→ INSTRUCTIONS TO FOLLOW: Gather the lines from the material that contain "saving".

→ ENTRIES:
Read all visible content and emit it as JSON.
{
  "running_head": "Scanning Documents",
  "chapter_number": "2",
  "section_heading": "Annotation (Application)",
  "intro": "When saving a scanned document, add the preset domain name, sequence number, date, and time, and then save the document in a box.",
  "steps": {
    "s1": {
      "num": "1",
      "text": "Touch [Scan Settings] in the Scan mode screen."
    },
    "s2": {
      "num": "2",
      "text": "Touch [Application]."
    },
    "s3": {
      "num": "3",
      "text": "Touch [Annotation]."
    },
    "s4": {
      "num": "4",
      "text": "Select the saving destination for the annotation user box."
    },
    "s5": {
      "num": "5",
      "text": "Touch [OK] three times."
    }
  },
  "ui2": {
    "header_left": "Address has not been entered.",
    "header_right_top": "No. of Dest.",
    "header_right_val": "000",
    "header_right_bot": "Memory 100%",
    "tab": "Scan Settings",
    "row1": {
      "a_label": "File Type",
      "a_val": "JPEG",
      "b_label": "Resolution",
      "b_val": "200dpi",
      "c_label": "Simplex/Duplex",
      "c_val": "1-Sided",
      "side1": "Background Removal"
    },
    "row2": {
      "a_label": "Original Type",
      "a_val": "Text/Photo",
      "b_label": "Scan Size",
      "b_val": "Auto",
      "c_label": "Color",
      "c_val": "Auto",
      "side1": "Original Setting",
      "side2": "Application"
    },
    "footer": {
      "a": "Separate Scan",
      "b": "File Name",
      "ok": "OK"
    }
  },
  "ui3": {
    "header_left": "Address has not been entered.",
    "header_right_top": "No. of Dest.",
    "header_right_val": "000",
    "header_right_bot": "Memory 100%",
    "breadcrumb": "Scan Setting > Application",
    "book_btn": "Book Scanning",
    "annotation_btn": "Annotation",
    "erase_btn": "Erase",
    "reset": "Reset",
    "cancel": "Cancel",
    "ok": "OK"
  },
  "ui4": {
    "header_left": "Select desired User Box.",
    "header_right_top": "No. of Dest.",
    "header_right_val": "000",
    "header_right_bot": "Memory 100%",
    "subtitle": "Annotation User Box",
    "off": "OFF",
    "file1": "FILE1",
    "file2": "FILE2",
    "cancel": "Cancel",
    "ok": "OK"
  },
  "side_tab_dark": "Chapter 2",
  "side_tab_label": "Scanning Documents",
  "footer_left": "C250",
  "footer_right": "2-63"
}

→ REPLY TO THE EXERCISE:
  "intro": "When saving a scanned document, add the preset domain name, sequence number, date, and time, and then save the document in a box.",
      "text": "Select the saving destination for the annotation user box."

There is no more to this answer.